Objective:
What follows is a set of records, each of which is to be written out exactly.

[Items from a figure collection]

══════════════════════════════

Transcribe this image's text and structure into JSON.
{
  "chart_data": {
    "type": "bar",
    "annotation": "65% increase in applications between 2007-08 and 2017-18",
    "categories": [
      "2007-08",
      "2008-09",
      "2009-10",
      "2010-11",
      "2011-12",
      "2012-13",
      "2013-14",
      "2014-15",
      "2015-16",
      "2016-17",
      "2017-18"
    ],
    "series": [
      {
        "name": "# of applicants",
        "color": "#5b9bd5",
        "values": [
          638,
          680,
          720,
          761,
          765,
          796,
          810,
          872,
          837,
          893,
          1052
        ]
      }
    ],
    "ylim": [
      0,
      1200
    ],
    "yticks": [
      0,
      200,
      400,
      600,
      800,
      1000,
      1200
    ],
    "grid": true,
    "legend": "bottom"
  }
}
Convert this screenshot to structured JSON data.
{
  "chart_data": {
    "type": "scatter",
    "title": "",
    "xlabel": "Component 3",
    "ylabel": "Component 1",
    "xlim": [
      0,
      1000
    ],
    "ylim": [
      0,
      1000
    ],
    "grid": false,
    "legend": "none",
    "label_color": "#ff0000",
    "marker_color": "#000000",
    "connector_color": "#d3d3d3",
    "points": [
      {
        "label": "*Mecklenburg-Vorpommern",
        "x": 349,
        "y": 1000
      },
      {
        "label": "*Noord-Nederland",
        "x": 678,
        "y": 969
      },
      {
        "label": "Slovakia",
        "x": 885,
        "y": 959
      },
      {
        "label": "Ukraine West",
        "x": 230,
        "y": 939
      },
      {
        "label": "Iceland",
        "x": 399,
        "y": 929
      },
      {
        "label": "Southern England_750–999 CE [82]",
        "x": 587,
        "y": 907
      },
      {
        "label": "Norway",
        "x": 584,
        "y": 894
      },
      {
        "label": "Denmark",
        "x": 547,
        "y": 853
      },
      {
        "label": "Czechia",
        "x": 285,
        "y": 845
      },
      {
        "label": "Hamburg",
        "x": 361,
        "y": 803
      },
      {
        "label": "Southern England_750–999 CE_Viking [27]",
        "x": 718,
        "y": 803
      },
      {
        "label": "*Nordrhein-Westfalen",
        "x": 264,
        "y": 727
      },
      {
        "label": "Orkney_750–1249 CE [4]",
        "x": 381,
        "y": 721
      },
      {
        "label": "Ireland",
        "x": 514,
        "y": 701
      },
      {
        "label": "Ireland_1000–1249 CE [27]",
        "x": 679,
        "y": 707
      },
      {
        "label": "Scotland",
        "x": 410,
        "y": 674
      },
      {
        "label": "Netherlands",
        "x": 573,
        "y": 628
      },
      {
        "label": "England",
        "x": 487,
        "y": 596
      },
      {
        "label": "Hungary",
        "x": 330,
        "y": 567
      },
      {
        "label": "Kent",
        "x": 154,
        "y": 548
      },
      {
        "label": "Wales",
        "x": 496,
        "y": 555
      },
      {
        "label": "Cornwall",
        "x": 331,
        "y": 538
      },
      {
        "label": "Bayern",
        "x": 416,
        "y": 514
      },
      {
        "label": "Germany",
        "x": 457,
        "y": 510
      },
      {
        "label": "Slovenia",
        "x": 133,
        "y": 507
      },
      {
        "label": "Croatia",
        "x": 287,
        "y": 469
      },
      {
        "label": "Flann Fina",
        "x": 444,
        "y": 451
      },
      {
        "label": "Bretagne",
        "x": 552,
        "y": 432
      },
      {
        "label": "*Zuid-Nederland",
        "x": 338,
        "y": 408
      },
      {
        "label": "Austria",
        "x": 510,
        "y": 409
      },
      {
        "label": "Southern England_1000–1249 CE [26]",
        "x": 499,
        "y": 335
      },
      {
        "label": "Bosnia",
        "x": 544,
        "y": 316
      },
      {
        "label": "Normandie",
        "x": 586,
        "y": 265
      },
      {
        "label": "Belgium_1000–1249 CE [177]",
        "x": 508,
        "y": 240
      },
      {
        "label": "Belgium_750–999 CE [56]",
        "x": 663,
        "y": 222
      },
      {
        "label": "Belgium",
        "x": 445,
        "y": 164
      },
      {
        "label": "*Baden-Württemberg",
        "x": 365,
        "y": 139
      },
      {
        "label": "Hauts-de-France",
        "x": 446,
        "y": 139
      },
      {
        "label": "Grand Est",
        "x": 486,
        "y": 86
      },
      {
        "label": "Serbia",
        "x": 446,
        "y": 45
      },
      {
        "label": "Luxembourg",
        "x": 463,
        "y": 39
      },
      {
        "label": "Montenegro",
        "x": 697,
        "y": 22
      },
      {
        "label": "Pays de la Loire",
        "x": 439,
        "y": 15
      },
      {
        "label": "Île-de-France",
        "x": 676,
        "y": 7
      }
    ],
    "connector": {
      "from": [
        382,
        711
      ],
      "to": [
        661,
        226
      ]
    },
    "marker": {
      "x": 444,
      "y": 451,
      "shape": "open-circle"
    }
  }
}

══════════════════════════════

Completed task:
Transcribe this image's text and structure into JSON.
{
  "chart_data": {
    "type": "bar",
    "annotation": "65% increase in applications between 2007-08 and 2017-18",
    "categories": [
      "2007-08",
      "2008-09",
      "2009-10",
      "2010-11",
      "2011-12",
      "2012-13",
      "2013-14",
      "2014-15",
      "2015-16",
      "2016-17",
      "2017-18"
    ],
    "series": [
      {
        "name": "# of applicants",
        "color": "#5b9bd5",
        "values": [
          638,
          680,
          720,
          761,
          765,
          796,
          810,
          872,
          837,
          893,
          1052
        ]
      }
    ],
    "ylim": [
      0,
      1200
    ],
    "yticks": [
      0,
      200,
      400,
      600,
      800,
      1000,
      1200
    ],
    "grid": true,
    "legend": "bottom"
  }
}
Convert this screenshot to structured JSON data.
{
  "chart_data": {
    "type": "scatter",
    "title": "",
    "xlabel": "Component 3",
    "ylabel": "Component 1",
    "xlim": [
      0,
      1000
    ],
    "ylim": [
      0,
      1000
    ],
    "grid": false,
    "legend": "none",
    "label_color": "#ff0000",
    "marker_color": "#000000",
    "connector_color": "#d3d3d3",
    "points": [
      {
        "label": "*Mecklenburg-Vorpommern",
        "x": 349,
        "y": 1000
      },
      {
        "label": "*Noord-Nederland",
        "x": 678,
        "y": 969
      },
      {
        "label": "Slovakia",
        "x": 885,
        "y": 959
      },
      {
        "label": "Ukraine West",
        "x": 230,
        "y": 939
      },
      {
        "label": "Iceland",
        "x": 399,
        "y": 929
      },
      {
        "label": "Southern England_750–999 CE [82]",
        "x": 587,
        "y": 907
      },
      {
        "label": "Norway",
        "x": 584,
        "y": 894
      },
      {
        "label": "Denmark",
        "x": 547,
        "y": 853
      },
      {
        "label": "Czechia",
        "x": 285,
        "y": 845
      },
      {
        "label": "Hamburg",
        "x": 361,
        "y": 803
      },
      {
        "label": "Southern England_750–999 CE_Viking [27]",
        "x": 718,
        "y": 803
      },
      {
        "label": "*Nordrhein-Westfalen",
        "x": 264,
        "y": 727
      },
      {
        "label": "Orkney_750–1249 CE [4]",
        "x": 381,
        "y": 721
      },
      {
        "label": "Ireland",
        "x": 514,
        "y": 701
      },
      {
        "label": "Ireland_1000–1249 CE [27]",
        "x": 679,
        "y": 707
      },
      {
        "label": "Scotland",
        "x": 410,
        "y": 674
      },
      {
        "label": "Netherlands",
        "x": 573,
        "y": 628
      },
      {
        "label": "England",
        "x": 487,
        "y": 596
      },
      {
        "label": "Hungary",
        "x": 330,
        "y": 567
      },
      {
        "label": "Kent",
        "x": 154,
        "y": 548
      },
      {
        "label": "Wales",
        "x": 496,
        "y": 555
      },
      {
        "label": "Cornwall",
        "x": 331,
        "y": 538
      },
      {
        "label": "Bayern",
        "x": 416,
        "y": 514
      },
      {
        "label": "Germany",
        "x": 457,
        "y": 510
      },
      {
        "label": "Slovenia",
        "x": 133,
        "y": 507
      },
      {
        "label": "Croatia",
        "x": 287,
        "y": 469
      },
      {
        "label": "Flann Fina",
        "x": 444,
        "y": 451
      },
      {
        "label": "Bretagne",
        "x": 552,
        "y": 432
      },
      {
        "label": "*Zuid-Nederland",
        "x": 338,
        "y": 408
      },
      {
        "label": "Austria",
        "x": 510,
        "y": 409
      },
      {
        "label": "Southern England_1000–1249 CE [26]",
        "x": 499,
        "y": 335
      },
      {
        "label": "Bosnia",
        "x": 544,
        "y": 316
      },
      {
        "label": "Normandie",
        "x": 586,
        "y": 265
      },
      {
        "label": "Belgium_1000–1249 CE [177]",
        "x": 508,
        "y": 240
      },
      {
        "label": "Belgium_750–999 CE [56]",
        "x": 663,
        "y": 222
      },
      {
        "label": "Belgium",
        "x": 445,
        "y": 164
      },
      {
        "label": "*Baden-Württemberg",
        "x": 365,
        "y": 139
      },
      {
        "label": "Hauts-de-France",
        "x": 446,
        "y": 139
      },
      {
        "label": "Grand Est",
        "x": 486,
        "y": 86
      },
      {
        "label": "Serbia",
        "x": 446,
        "y": 45
      },
      {
        "label": "Luxembourg",
        "x": 463,
        "y": 39
      },
      {
        "label": "Montenegro",
        "x": 697,
        "y": 22
      },
      {
        "label": "Pays de la Loire",
        "x": 439,
        "y": 15
      },
      {
        "label": "Île-de-France",
        "x": 676,
        "y": 7
      }
    ],
    "connector": {
      "from": [
        382,
        711
      ],
      "to": [
        661,
        226
      ]
    },
    "marker": {
      "x": 444,
      "y": 451,
      "shape": "open-circle"
    }
  }
}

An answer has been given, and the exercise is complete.